Dataset items –
- - - - -
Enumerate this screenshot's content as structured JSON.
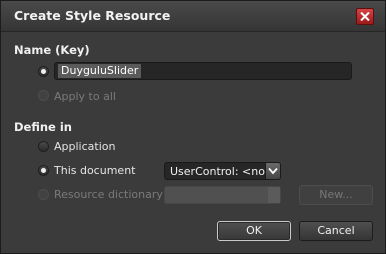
{
  "dialog": {
    "title": "Create Style Resource"
  },
  "name_section": {
    "label": "Name (Key)",
    "key_value": "DuyguluSlider",
    "apply_to_all_label": "Apply to all"
  },
  "define_section": {
    "label": "Define in",
    "application_label": "Application",
    "this_document_label": "This document",
    "this_document_selected": "UserControl: <no name>",
    "resource_dictionary_label": "Resource dictionary",
    "new_button_label": "New..."
  },
  "buttons": {
    "ok_label": "OK",
    "cancel_label": "Cancel"
  },
  "colors": {
    "background": "#3b3b3b",
    "close_button": "#c62828"
  },
  "icons": {
    "close": "close-icon",
    "dropdown": "chevron-down-icon"
  }
}
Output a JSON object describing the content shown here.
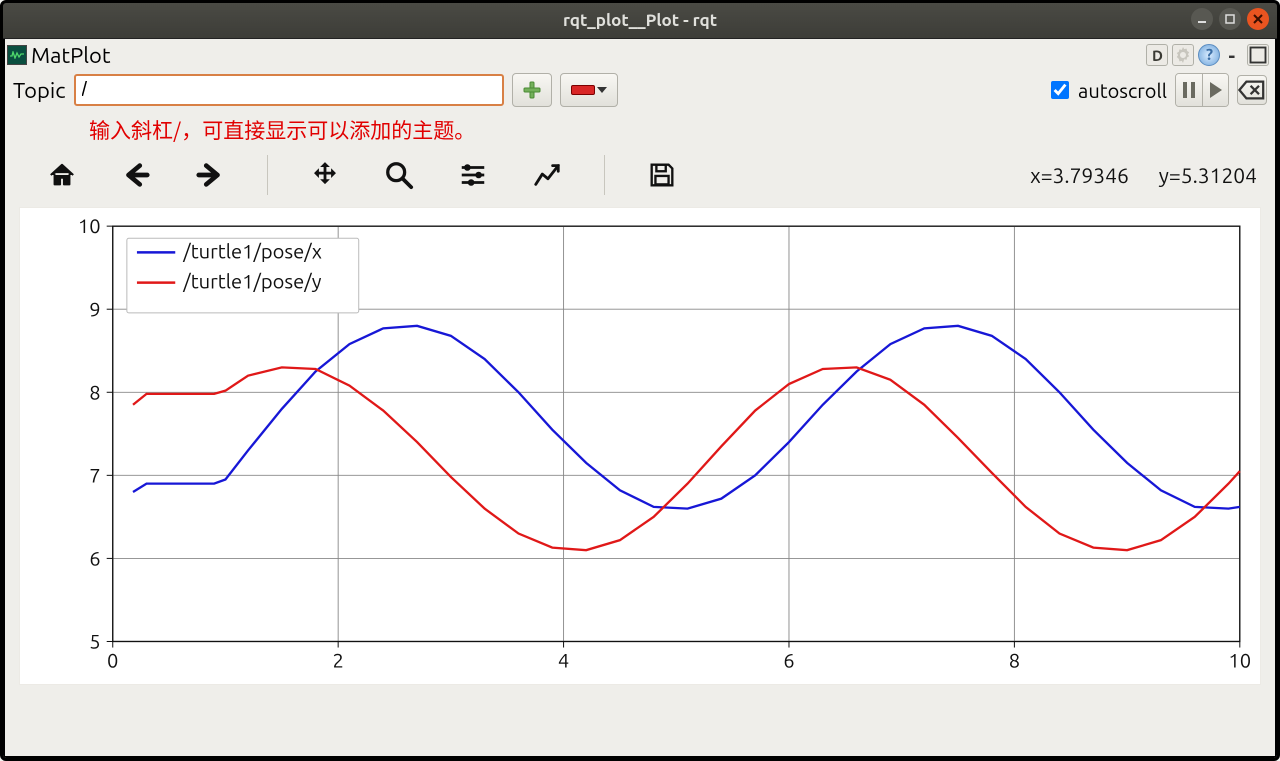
- - - - -
Write out the full set of lines verbatim, without the pictures.

EXERCISE ANSWER –
Enumerate this screenshot's content as structured JSON.
{
  "dialog": {
    "title": "Create Style Resource"
  },
  "name_section": {
    "label": "Name (Key)",
    "key_value": "DuyguluSlider",
    "apply_to_all_label": "Apply to all"
  },
  "define_section": {
    "label": "Define in",
    "application_label": "Application",
    "this_document_label": "This document",
    "this_document_selected": "UserControl: <no name>",
    "resource_dictionary_label": "Resource dictionary",
    "new_button_label": "New..."
  },
  "buttons": {
    "ok_label": "OK",
    "cancel_label": "Cancel"
  },
  "colors": {
    "background": "#3b3b3b",
    "close_button": "#c62828"
  },
  "icons": {
    "close": "close-icon",
    "dropdown": "chevron-down-icon"
  }
}
Output a JSON object describing the content shown here.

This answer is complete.